** Fragmento del documento **

━━━━━━

En una conversación con Teddy Sanders, el director de misiones Mitch Henderson defiende que el proyecto espacial no es más importante que un hombre concreto, un solo hombre como principio de todo lo que viene tras él. A partir de esta frase resulta difícil objetarle algo al discurso de Marte (The Martian). Sus cartas están sobre la mesa con tanta honradez como un desprejuiciado corte naïf —y una cierta demagogia— reflejado en la música disco que escucha el personaje. Ya que, por encima de todo, la nueva película de Ridley Scott trata de ser un espectáculo, un entretenimiento técnicamente intachable que reivindica la fe en el ser humano y en el trabajo en equipo. Si Apolo 13 (Apollo 13, 1995) de Ron Howard nos recordaba que no era tan fácil conquistar el espacio, Marte (The Martian) nos avisa de que no es imposible hacerlo, y que aún estaríamos a tiempo de intentarlo. Cuanto mayor sea el problema, más elementos necesita la ecuación que lo solucione. Pero estos acaban apareciendo con la participación de improbables genios de la astrofísica o gobiernos chinos convertidos en oenegés.
El optimismo sin reservas de la película está enfatizado, por lo demás, desde todos sus elementos. Sorprende primero su enfoque humorístico, que aligera la soledad del protagonista y humaniza a los mandos de la NASA que organizan su rescate. La comedia resta gravedad al relato sin arredrarse ante el desplome de sus cuatro paredes, como en esa resignación de Sean Bean ante el plan de rescate titulado Elrond, o cuando Kapoor explica una teoría por segunda vez y su compañera le interrumpe para evitar la redundancia. Comedia y autoconsciencia pretenden, a fin de cuentas, hacerle cómodo este viaje al espectador, ofreciéndole una aventura de corte muy clásico, conciso, elemental, de las de una idea en cada plano y continuas referencias al cine de piratas y de aventuras navales.

━━━━━━

** Qué hay que hacer **
Copia el tramo de la crítica de Marte que va de "El optimismo sin" a "de aventuras navales.", pero sustituye "humorístico" por "cómico".

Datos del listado
━━━━━━

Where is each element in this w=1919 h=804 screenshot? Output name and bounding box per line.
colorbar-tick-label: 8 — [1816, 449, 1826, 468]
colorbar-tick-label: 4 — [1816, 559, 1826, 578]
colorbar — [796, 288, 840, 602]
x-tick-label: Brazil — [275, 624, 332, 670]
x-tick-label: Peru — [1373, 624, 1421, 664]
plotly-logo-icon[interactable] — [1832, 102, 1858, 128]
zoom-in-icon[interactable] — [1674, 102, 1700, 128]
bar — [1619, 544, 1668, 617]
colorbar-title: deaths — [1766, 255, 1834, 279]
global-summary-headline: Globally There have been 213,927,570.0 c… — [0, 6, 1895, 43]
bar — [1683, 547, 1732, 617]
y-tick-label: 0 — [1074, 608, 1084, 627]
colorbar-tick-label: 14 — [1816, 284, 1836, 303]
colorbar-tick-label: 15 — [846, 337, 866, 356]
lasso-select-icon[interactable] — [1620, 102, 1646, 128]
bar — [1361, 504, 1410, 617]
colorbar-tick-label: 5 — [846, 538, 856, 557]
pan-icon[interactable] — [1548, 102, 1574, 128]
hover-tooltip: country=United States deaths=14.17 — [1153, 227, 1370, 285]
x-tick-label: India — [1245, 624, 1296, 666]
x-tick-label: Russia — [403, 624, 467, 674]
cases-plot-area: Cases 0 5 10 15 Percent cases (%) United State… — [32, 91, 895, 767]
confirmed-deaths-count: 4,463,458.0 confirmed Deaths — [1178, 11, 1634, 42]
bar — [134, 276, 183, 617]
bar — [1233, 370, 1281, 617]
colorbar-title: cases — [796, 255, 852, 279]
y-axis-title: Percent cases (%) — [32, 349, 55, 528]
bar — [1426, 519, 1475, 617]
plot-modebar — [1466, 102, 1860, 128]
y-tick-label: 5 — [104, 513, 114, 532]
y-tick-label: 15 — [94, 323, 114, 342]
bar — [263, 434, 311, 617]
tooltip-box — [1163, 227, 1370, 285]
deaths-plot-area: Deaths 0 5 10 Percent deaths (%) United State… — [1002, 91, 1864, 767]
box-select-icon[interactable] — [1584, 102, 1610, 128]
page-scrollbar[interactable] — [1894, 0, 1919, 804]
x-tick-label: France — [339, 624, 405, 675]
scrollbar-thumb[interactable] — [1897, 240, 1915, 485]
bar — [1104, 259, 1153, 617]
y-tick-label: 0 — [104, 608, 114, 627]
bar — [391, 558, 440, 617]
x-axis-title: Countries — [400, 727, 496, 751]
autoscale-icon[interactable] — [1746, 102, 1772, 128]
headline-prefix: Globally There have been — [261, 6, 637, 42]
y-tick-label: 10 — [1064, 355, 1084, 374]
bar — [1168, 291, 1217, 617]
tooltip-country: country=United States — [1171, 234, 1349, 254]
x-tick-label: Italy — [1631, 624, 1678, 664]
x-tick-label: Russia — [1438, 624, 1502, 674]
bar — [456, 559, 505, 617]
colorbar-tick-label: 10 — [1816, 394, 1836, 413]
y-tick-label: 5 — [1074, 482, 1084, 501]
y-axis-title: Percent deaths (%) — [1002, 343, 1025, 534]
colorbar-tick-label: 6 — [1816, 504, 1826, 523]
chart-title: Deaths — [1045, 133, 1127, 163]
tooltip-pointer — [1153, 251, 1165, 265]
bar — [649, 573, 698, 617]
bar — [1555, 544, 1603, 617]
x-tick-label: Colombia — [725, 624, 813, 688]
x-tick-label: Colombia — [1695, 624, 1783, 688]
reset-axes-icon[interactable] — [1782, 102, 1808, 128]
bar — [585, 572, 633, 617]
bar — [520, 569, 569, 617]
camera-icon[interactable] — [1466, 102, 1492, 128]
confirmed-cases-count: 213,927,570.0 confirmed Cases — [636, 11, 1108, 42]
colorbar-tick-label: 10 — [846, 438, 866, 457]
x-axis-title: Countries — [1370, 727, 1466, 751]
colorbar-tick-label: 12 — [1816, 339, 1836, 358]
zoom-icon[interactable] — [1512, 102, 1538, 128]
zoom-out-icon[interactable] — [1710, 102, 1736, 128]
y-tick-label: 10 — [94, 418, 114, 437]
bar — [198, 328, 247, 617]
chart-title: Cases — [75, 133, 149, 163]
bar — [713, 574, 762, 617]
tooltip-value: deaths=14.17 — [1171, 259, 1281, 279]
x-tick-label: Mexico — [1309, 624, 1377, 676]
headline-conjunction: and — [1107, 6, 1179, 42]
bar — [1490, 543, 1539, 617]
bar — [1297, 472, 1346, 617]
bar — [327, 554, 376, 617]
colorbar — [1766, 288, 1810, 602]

━━━━━━

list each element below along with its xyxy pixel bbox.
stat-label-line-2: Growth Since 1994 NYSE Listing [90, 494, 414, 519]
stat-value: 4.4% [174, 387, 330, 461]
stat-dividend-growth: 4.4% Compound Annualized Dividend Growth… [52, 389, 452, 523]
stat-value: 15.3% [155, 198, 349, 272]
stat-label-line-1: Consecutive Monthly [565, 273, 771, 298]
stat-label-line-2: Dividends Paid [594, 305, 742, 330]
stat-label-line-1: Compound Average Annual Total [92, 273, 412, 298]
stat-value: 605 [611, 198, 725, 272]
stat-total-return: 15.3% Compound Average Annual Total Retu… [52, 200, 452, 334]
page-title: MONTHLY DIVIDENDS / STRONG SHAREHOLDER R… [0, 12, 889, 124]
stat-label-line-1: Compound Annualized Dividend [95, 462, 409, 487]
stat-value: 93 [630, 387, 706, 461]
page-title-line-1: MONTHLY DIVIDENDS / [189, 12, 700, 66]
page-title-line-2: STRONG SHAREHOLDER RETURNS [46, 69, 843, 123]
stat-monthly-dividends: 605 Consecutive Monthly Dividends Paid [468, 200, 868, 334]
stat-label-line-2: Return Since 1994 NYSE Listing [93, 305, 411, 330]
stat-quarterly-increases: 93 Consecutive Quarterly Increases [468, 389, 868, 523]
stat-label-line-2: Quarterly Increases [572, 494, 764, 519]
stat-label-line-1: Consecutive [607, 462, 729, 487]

━━━━━━

** La respuesta **
El optimismo sin reservas de la película está enfatizado, por lo demás, desde todos sus elementos. Sorprende primero su enfoque cómico, que aligera la soledad del protagonista y humaniza a los mandos de la NASA que organizan su rescate. La comedia resta gravedad al relato sin arredrarse ante el desplome de sus cuatro paredes, como en esa resignación de Sean Bean ante el plan de rescate titulado Elrond, o cuando Kapoor explica una teoría por segunda vez y su compañera le interrumpe para evitar la redundancia. Comedia y autoconsciencia pretenden, a fin de cuentas, hacerle cómodo este viaje al espectador, ofreciéndole una aventura de corte muy clásico, conciso, elemental, de las de una idea en cada plano y continuas referencias al cine de piratas y de aventuras navales.